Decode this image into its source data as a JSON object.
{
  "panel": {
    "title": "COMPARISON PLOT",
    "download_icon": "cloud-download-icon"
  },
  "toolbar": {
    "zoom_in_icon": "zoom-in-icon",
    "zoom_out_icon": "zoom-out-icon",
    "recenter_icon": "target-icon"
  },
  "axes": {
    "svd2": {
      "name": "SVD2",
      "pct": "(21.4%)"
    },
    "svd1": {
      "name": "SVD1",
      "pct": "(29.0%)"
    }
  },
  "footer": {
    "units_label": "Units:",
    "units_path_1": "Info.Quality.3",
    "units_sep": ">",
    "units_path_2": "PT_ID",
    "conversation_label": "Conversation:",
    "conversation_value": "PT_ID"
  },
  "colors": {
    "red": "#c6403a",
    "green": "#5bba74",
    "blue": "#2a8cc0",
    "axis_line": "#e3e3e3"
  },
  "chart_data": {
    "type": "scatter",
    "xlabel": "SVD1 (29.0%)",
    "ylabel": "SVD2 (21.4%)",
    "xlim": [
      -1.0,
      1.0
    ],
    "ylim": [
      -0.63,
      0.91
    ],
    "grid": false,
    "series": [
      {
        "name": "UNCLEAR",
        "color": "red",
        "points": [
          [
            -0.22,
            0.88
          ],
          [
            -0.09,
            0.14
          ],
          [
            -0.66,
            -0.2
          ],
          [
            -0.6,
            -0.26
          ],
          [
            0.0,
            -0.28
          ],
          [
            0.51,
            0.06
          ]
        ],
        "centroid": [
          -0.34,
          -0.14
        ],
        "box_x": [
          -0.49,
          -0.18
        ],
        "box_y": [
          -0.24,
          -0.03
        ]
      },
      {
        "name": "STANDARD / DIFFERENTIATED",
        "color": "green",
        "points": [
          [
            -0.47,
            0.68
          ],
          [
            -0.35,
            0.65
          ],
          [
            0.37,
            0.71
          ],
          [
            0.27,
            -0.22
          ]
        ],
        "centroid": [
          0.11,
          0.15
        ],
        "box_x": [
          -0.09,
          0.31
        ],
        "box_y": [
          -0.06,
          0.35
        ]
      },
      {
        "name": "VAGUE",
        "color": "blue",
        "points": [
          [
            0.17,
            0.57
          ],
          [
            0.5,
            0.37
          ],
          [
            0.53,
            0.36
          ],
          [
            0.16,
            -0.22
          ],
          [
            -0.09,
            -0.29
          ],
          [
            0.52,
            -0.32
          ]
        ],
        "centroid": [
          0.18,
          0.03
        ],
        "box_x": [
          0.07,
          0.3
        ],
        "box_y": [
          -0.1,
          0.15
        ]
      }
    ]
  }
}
_ _ _
Retype the material above, line by line, exactly.

Decode this image into its source data as a JSON object.
{
  "panel": {
    "title": "COMPARISON PLOT",
    "download_icon": "cloud-download-icon"
  },
  "toolbar": {
    "zoom_in_icon": "zoom-in-icon",
    "zoom_out_icon": "zoom-out-icon",
    "recenter_icon": "target-icon"
  },
  "axes": {
    "svd2": {
      "name": "SVD2",
      "pct": "(21.4%)"
    },
    "svd1": {
      "name": "SVD1",
      "pct": "(29.0%)"
    }
  },
  "footer": {
    "units_label": "Units:",
    "units_path_1": "Info.Quality.3",
    "units_sep": ">",
    "units_path_2": "PT_ID",
    "conversation_label": "Conversation:",
    "conversation_value": "PT_ID"
  },
  "colors": {
    "red": "#c6403a",
    "green": "#5bba74",
    "blue": "#2a8cc0",
    "axis_line": "#e3e3e3"
  },
  "chart_data": {
    "type": "scatter",
    "xlabel": "SVD1 (29.0%)",
    "ylabel": "SVD2 (21.4%)",
    "xlim": [
      -1.0,
      1.0
    ],
    "ylim": [
      -0.63,
      0.91
    ],
    "grid": false,
    "series": [
      {
        "name": "UNCLEAR",
        "color": "red",
        "points": [
          [
            -0.22,
            0.88
          ],
          [
            -0.09,
            0.14
          ],
          [
            -0.66,
            -0.2
          ],
          [
            -0.6,
            -0.26
          ],
          [
            0.0,
            -0.28
          ],
          [
            0.51,
            0.06
          ]
        ],
        "centroid": [
          -0.34,
          -0.14
        ],
        "box_x": [
          -0.49,
          -0.18
        ],
        "box_y": [
          -0.24,
          -0.03
        ]
      },
      {
        "name": "STANDARD / DIFFERENTIATED",
        "color": "green",
        "points": [
          [
            -0.47,
            0.68
          ],
          [
            -0.35,
            0.65
          ],
          [
            0.37,
            0.71
          ],
          [
            0.27,
            -0.22
          ]
        ],
        "centroid": [
          0.11,
          0.15
        ],
        "box_x": [
          -0.09,
          0.31
        ],
        "box_y": [
          -0.06,
          0.35
        ]
      },
      {
        "name": "VAGUE",
        "color": "blue",
        "points": [
          [
            0.17,
            0.57
          ],
          [
            0.5,
            0.37
          ],
          [
            0.53,
            0.36
          ],
          [
            0.16,
            -0.22
          ],
          [
            -0.09,
            -0.29
          ],
          [
            0.52,
            -0.32
          ]
        ],
        "centroid": [
          0.18,
          0.03
        ],
        "box_x": [
          0.07,
          0.3
        ],
        "box_y": [
          -0.1,
          0.15
        ]
      }
    ]
  }
}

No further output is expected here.